[YOUR TASK] Leave out any pictures and transcribe all other data below exactly.

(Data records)
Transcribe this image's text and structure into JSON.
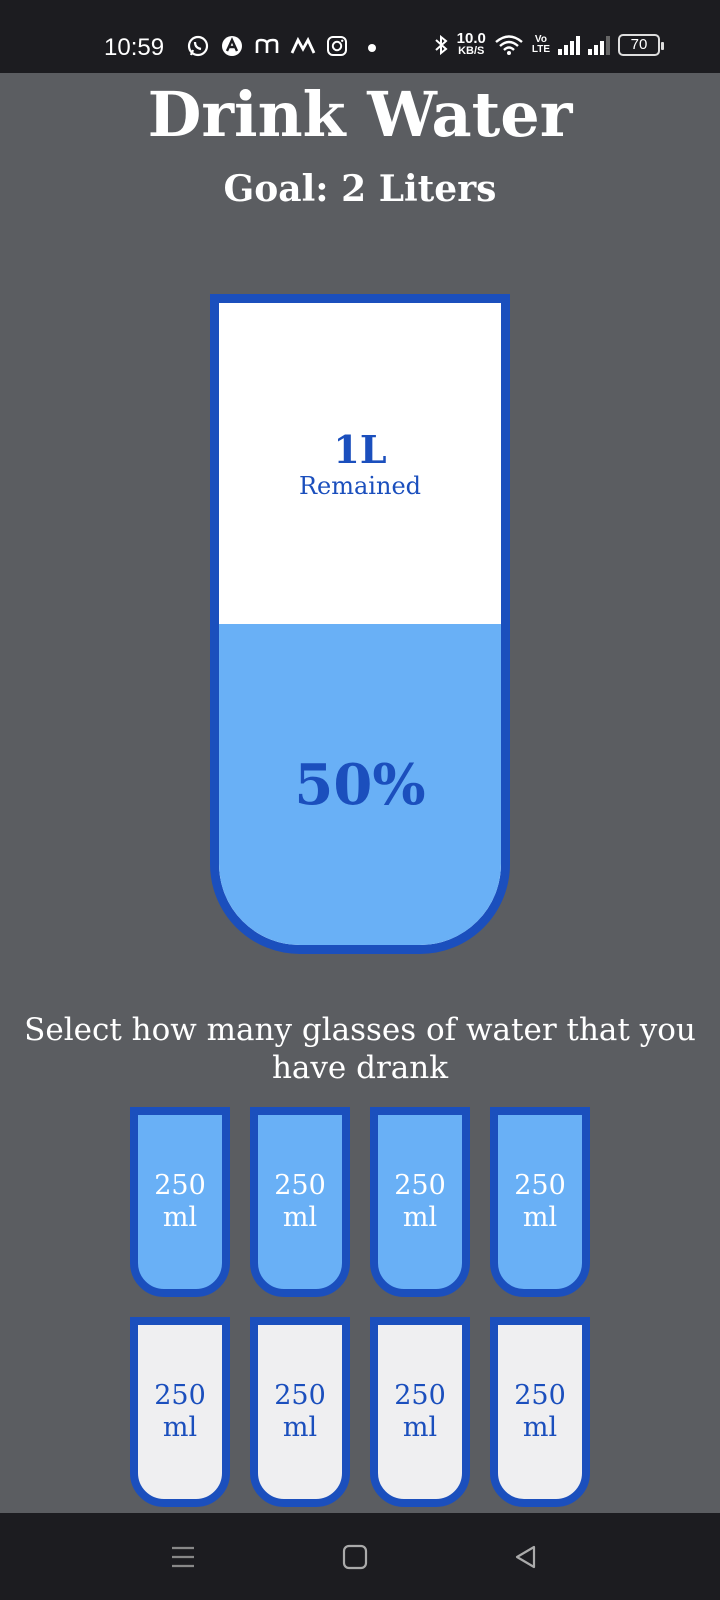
{
  "status_bar": {
    "time": "10:59",
    "speed_value": "10.0",
    "speed_unit": "KB/S",
    "volte_top": "Vo",
    "volte_bottom": "LTE",
    "battery": "70",
    "notification_icons": [
      "whatsapp-icon",
      "a-app-icon",
      "m-app-icon",
      "m-app-icon",
      "instagram-icon",
      "dot-icon"
    ]
  },
  "app": {
    "title": "Drink Water",
    "goal": "Goal: 2 Liters"
  },
  "cup": {
    "remained_amount": "1L",
    "remained_label": "Remained",
    "percentage_label": "50%",
    "fill_fraction": 0.5
  },
  "instruction": "Select how many glasses of water that you have drank",
  "glasses": [
    {
      "amount": "250",
      "unit": "ml",
      "full": true
    },
    {
      "amount": "250",
      "unit": "ml",
      "full": true
    },
    {
      "amount": "250",
      "unit": "ml",
      "full": true
    },
    {
      "amount": "250",
      "unit": "ml",
      "full": true
    },
    {
      "amount": "250",
      "unit": "ml",
      "full": false
    },
    {
      "amount": "250",
      "unit": "ml",
      "full": false
    },
    {
      "amount": "250",
      "unit": "ml",
      "full": false
    },
    {
      "amount": "250",
      "unit": "ml",
      "full": false
    }
  ],
  "colors": {
    "background": "#5b5d61",
    "accent": "#1b4fbd",
    "water": "#69b0f6",
    "empty_glass": "#efeff1"
  }
}
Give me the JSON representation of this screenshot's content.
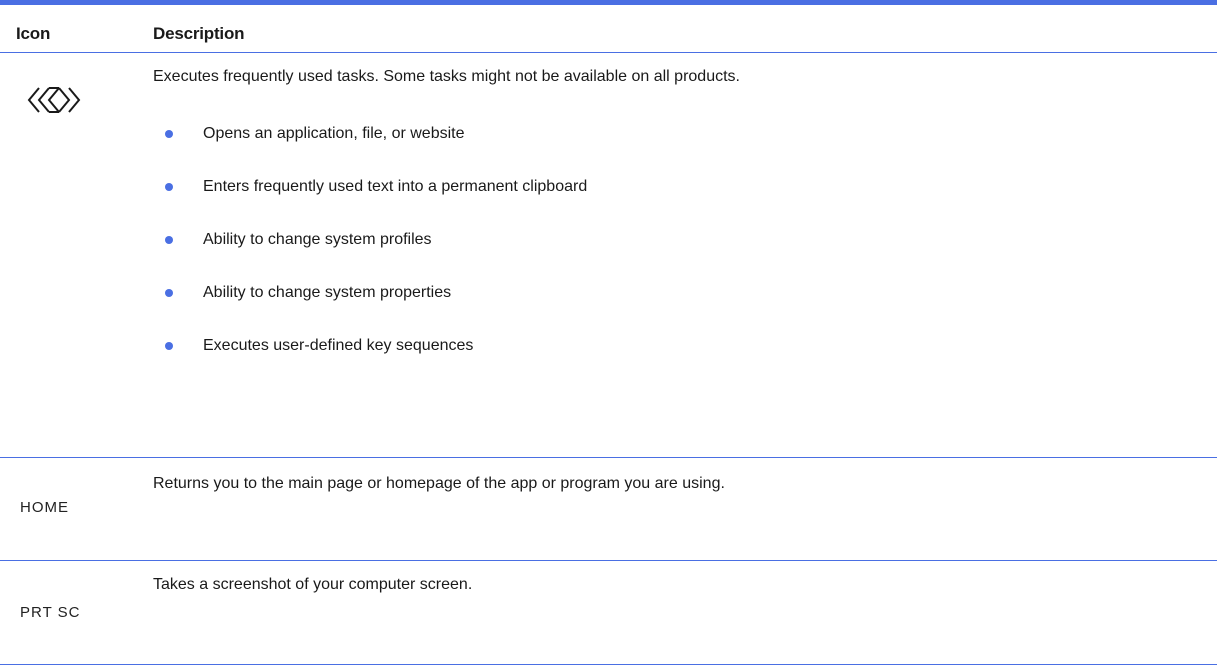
{
  "header": {
    "icon_col": "Icon",
    "desc_col": "Description"
  },
  "rows": [
    {
      "icon": "macro-diamonds-icon",
      "description": "Executes frequently used tasks. Some tasks might not be available on all products.",
      "bullets": [
        "Opens an application, file, or website",
        "Enters frequently used text into a permanent clipboard",
        "Ability to change system profiles",
        "Ability to change system properties",
        "Executes user-defined key sequences"
      ]
    },
    {
      "key_label": "HOME",
      "description": "Returns you to the main page or homepage of the app or program you are using."
    },
    {
      "key_label": "PRT SC",
      "description": "Takes a screenshot of your computer screen."
    }
  ],
  "colors": {
    "accent": "#4a6fe3",
    "text": "#1a1a1a"
  }
}
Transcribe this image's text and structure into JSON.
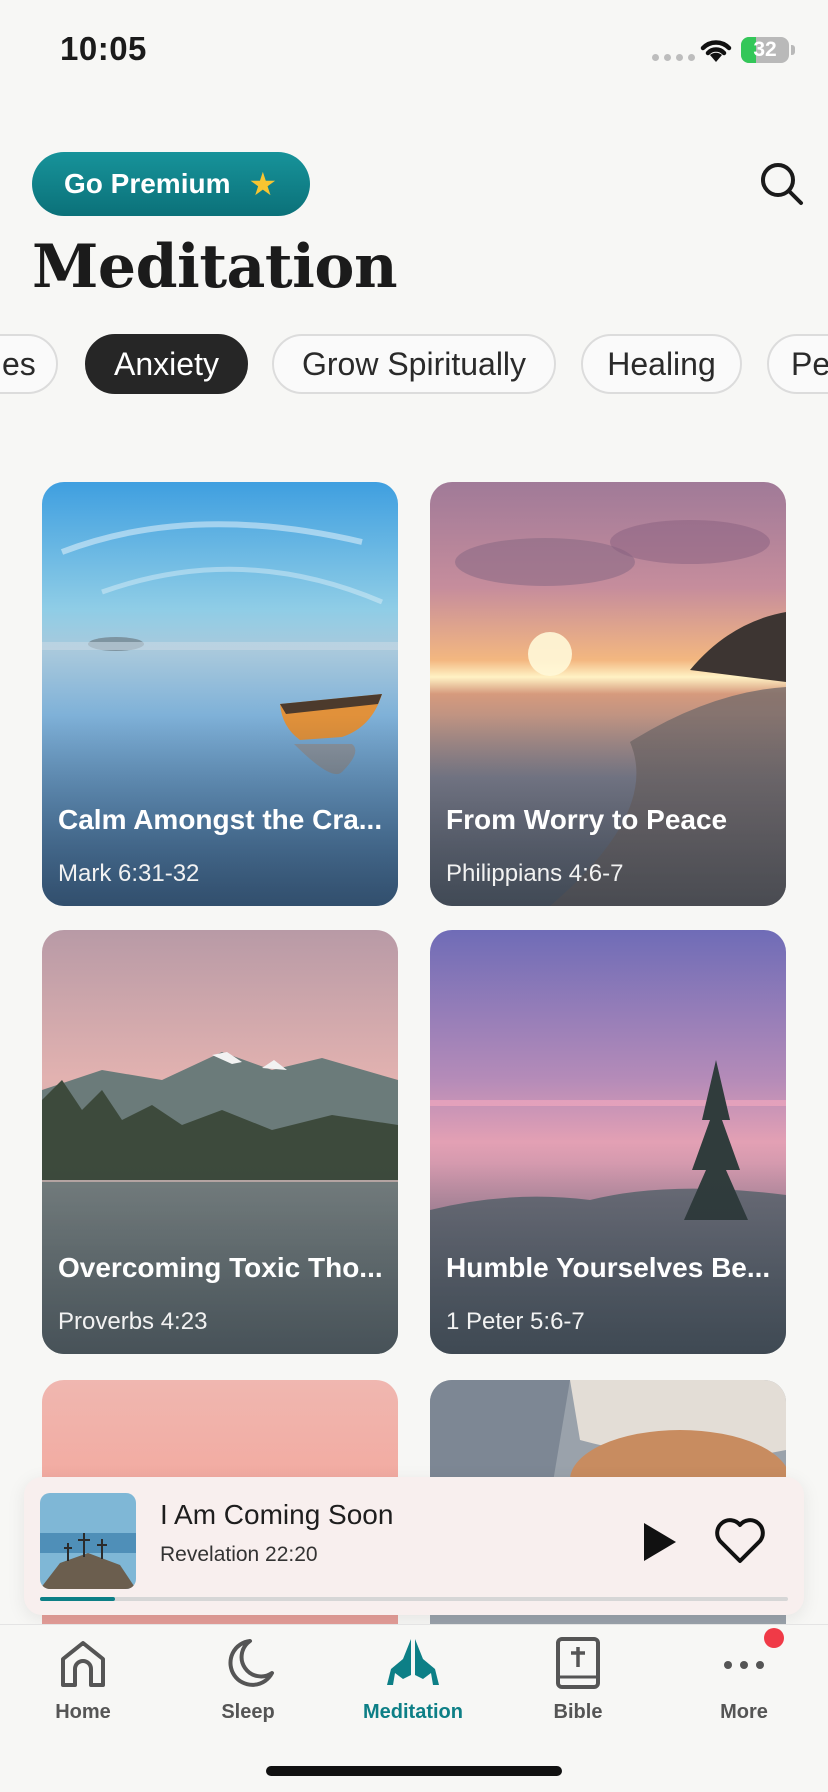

[EXERCISE RESPONSE]
Transcribe this image's text and structure into JSON.
{
  "status_bar": {
    "time": "10:59",
    "speed_value": "10.0",
    "speed_unit": "KB/S",
    "volte_top": "Vo",
    "volte_bottom": "LTE",
    "battery": "70",
    "notification_icons": [
      "whatsapp-icon",
      "a-app-icon",
      "m-app-icon",
      "m-app-icon",
      "instagram-icon",
      "dot-icon"
    ]
  },
  "app": {
    "title": "Drink Water",
    "goal": "Goal: 2 Liters"
  },
  "cup": {
    "remained_amount": "1L",
    "remained_label": "Remained",
    "percentage_label": "50%",
    "fill_fraction": 0.5
  },
  "instruction": "Select how many glasses of water that you have drank",
  "glasses": [
    {
      "amount": "250",
      "unit": "ml",
      "full": true
    },
    {
      "amount": "250",
      "unit": "ml",
      "full": true
    },
    {
      "amount": "250",
      "unit": "ml",
      "full": true
    },
    {
      "amount": "250",
      "unit": "ml",
      "full": true
    },
    {
      "amount": "250",
      "unit": "ml",
      "full": false
    },
    {
      "amount": "250",
      "unit": "ml",
      "full": false
    },
    {
      "amount": "250",
      "unit": "ml",
      "full": false
    },
    {
      "amount": "250",
      "unit": "ml",
      "full": false
    }
  ],
  "colors": {
    "background": "#5b5d61",
    "accent": "#1b4fbd",
    "water": "#69b0f6",
    "empty_glass": "#efeff1"
  }
}
Give me the JSON representation of this screenshot's content.
{
  "header": {
    "icon_col": "Icon",
    "desc_col": "Description"
  },
  "rows": [
    {
      "icon": "macro-diamonds-icon",
      "description": "Executes frequently used tasks. Some tasks might not be available on all products.",
      "bullets": [
        "Opens an application, file, or website",
        "Enters frequently used text into a permanent clipboard",
        "Ability to change system profiles",
        "Ability to change system properties",
        "Executes user-defined key sequences"
      ]
    },
    {
      "key_label": "HOME",
      "description": "Returns you to the main page or homepage of the app or program you are using."
    },
    {
      "key_label": "PRT SC",
      "description": "Takes a screenshot of your computer screen."
    }
  ],
  "colors": {
    "accent": "#4a6fe3",
    "text": "#1a1a1a"
  }
}
Transcribe this image's text and structure into JSON.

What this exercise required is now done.